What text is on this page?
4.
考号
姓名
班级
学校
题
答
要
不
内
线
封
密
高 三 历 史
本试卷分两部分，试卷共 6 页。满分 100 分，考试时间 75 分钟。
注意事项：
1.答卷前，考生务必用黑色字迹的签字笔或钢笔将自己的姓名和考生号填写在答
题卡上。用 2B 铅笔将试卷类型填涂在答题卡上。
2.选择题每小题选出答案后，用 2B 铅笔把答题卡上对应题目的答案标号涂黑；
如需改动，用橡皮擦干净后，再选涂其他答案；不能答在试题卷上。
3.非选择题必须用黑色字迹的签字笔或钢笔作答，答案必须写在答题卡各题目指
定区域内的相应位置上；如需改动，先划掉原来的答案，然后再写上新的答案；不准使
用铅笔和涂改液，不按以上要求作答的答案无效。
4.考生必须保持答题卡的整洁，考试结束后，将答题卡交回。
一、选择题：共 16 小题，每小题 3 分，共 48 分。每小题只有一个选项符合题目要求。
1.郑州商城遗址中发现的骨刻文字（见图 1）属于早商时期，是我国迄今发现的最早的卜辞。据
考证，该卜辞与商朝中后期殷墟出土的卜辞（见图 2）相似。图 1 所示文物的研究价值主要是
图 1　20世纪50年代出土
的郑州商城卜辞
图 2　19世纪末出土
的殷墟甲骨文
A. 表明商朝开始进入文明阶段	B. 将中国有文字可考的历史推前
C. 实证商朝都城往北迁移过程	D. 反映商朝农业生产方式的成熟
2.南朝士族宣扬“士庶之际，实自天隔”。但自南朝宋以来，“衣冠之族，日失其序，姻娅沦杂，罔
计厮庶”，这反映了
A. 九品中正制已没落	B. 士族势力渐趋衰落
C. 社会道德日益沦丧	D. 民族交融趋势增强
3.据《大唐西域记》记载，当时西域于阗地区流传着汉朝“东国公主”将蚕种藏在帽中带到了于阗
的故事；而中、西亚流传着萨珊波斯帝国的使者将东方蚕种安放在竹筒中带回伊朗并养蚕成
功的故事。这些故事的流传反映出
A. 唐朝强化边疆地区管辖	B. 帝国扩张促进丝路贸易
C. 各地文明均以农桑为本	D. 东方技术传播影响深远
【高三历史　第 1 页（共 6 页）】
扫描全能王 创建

= = =

**EXERCISE DESCRIPTION**
Make an exact copy of every line in the data.

**OUTPUT FOR THIS EXERCISE**
What text is on this page?
4.
考号
姓名
班级
学校
题
答
要
不
内
线
封
密
高 三 历 史
本试卷分两部分，试卷共 6 页。满分 100 分，考试时间 75 分钟。
注意事项：
1.答卷前，考生务必用黑色字迹的签字笔或钢笔将自己的姓名和考生号填写在答
题卡上。用 2B 铅笔将试卷类型填涂在答题卡上。
2.选择题每小题选出答案后，用 2B 铅笔把答题卡上对应题目的答案标号涂黑；
如需改动，用橡皮擦干净后，再选涂其他答案；不能答在试题卷上。
3.非选择题必须用黑色字迹的签字笔或钢笔作答，答案必须写在答题卡各题目指
定区域内的相应位置上；如需改动，先划掉原来的答案，然后再写上新的答案；不准使
用铅笔和涂改液，不按以上要求作答的答案无效。
4.考生必须保持答题卡的整洁，考试结束后，将答题卡交回。
一、选择题：共 16 小题，每小题 3 分，共 48 分。每小题只有一个选项符合题目要求。
1.郑州商城遗址中发现的骨刻文字（见图 1）属于早商时期，是我国迄今发现的最早的卜辞。据
考证，该卜辞与商朝中后期殷墟出土的卜辞（见图 2）相似。图 1 所示文物的研究价值主要是
图 1　20世纪50年代出土
的郑州商城卜辞
图 2　19世纪末出土
的殷墟甲骨文
A. 表明商朝开始进入文明阶段	B. 将中国有文字可考的历史推前
C. 实证商朝都城往北迁移过程	D. 反映商朝农业生产方式的成熟
2.南朝士族宣扬“士庶之际，实自天隔”。但自南朝宋以来，“衣冠之族，日失其序，姻娅沦杂，罔
计厮庶”，这反映了
A. 九品中正制已没落	B. 士族势力渐趋衰落
C. 社会道德日益沦丧	D. 民族交融趋势增强
3.据《大唐西域记》记载，当时西域于阗地区流传着汉朝“东国公主”将蚕种藏在帽中带到了于阗
的故事；而中、西亚流传着萨珊波斯帝国的使者将东方蚕种安放在竹筒中带回伊朗并养蚕成
功的故事。这些故事的流传反映出
A. 唐朝强化边疆地区管辖	B. 帝国扩张促进丝路贸易
C. 各地文明均以农桑为本	D. 东方技术传播影响深远
【高三历史　第 1 页（共 6 页）】
扫描全能王 创建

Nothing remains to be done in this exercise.